_INSTRUCTIONS FOR THE TASK:_
Go through the entries below and write each one out exactly.

_RECORDED INFORMATION:_
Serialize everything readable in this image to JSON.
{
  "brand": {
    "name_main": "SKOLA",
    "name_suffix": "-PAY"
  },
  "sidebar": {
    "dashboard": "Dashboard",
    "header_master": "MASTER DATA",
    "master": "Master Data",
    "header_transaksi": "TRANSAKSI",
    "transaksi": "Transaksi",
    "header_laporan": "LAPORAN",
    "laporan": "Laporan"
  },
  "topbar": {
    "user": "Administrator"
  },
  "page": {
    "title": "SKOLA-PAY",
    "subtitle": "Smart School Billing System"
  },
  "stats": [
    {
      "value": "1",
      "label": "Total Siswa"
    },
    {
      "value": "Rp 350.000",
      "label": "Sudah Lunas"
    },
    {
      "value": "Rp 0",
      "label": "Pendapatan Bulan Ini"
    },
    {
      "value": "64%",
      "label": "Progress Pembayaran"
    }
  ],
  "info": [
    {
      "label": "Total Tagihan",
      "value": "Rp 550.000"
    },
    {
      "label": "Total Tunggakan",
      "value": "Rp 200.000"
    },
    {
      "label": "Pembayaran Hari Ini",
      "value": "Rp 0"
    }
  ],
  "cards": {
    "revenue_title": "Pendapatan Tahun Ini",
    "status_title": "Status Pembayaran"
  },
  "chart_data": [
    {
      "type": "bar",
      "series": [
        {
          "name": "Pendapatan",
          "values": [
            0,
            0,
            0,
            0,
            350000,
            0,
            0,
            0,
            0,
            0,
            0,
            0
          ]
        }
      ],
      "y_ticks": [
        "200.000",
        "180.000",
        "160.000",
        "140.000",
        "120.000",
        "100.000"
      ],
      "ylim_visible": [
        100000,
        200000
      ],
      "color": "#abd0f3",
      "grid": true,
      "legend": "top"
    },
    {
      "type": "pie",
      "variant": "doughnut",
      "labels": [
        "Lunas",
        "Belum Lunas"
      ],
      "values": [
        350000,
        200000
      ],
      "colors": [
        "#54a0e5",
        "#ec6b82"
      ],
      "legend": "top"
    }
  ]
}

_SOLUTION:_
Serialize everything readable in this image to JSON.
{
  "brand": {
    "name_main": "SKOLA",
    "name_suffix": "-PAY"
  },
  "sidebar": {
    "dashboard": "Dashboard",
    "header_master": "MASTER DATA",
    "master": "Master Data",
    "header_transaksi": "TRANSAKSI",
    "transaksi": "Transaksi",
    "header_laporan": "LAPORAN",
    "laporan": "Laporan"
  },
  "topbar": {
    "user": "Administrator"
  },
  "page": {
    "title": "SKOLA-PAY",
    "subtitle": "Smart School Billing System"
  },
  "stats": [
    {
      "value": "1",
      "label": "Total Siswa"
    },
    {
      "value": "Rp 350.000",
      "label": "Sudah Lunas"
    },
    {
      "value": "Rp 0",
      "label": "Pendapatan Bulan Ini"
    },
    {
      "value": "64%",
      "label": "Progress Pembayaran"
    }
  ],
  "info": [
    {
      "label": "Total Tagihan",
      "value": "Rp 550.000"
    },
    {
      "label": "Total Tunggakan",
      "value": "Rp 200.000"
    },
    {
      "label": "Pembayaran Hari Ini",
      "value": "Rp 0"
    }
  ],
  "cards": {
    "revenue_title": "Pendapatan Tahun Ini",
    "status_title": "Status Pembayaran"
  },
  "chart_data": [
    {
      "type": "bar",
      "series": [
        {
          "name": "Pendapatan",
          "values": [
            0,
            0,
            0,
            0,
            350000,
            0,
            0,
            0,
            0,
            0,
            0,
            0
          ]
        }
      ],
      "y_ticks": [
        "200.000",
        "180.000",
        "160.000",
        "140.000",
        "120.000",
        "100.000"
      ],
      "ylim_visible": [
        100000,
        200000
      ],
      "color": "#abd0f3",
      "grid": true,
      "legend": "top"
    },
    {
      "type": "pie",
      "variant": "doughnut",
      "labels": [
        "Lunas",
        "Belum Lunas"
      ],
      "values": [
        350000,
        200000
      ],
      "colors": [
        "#54a0e5",
        "#ec6b82"
      ],
      "legend": "top"
    }
  ]
}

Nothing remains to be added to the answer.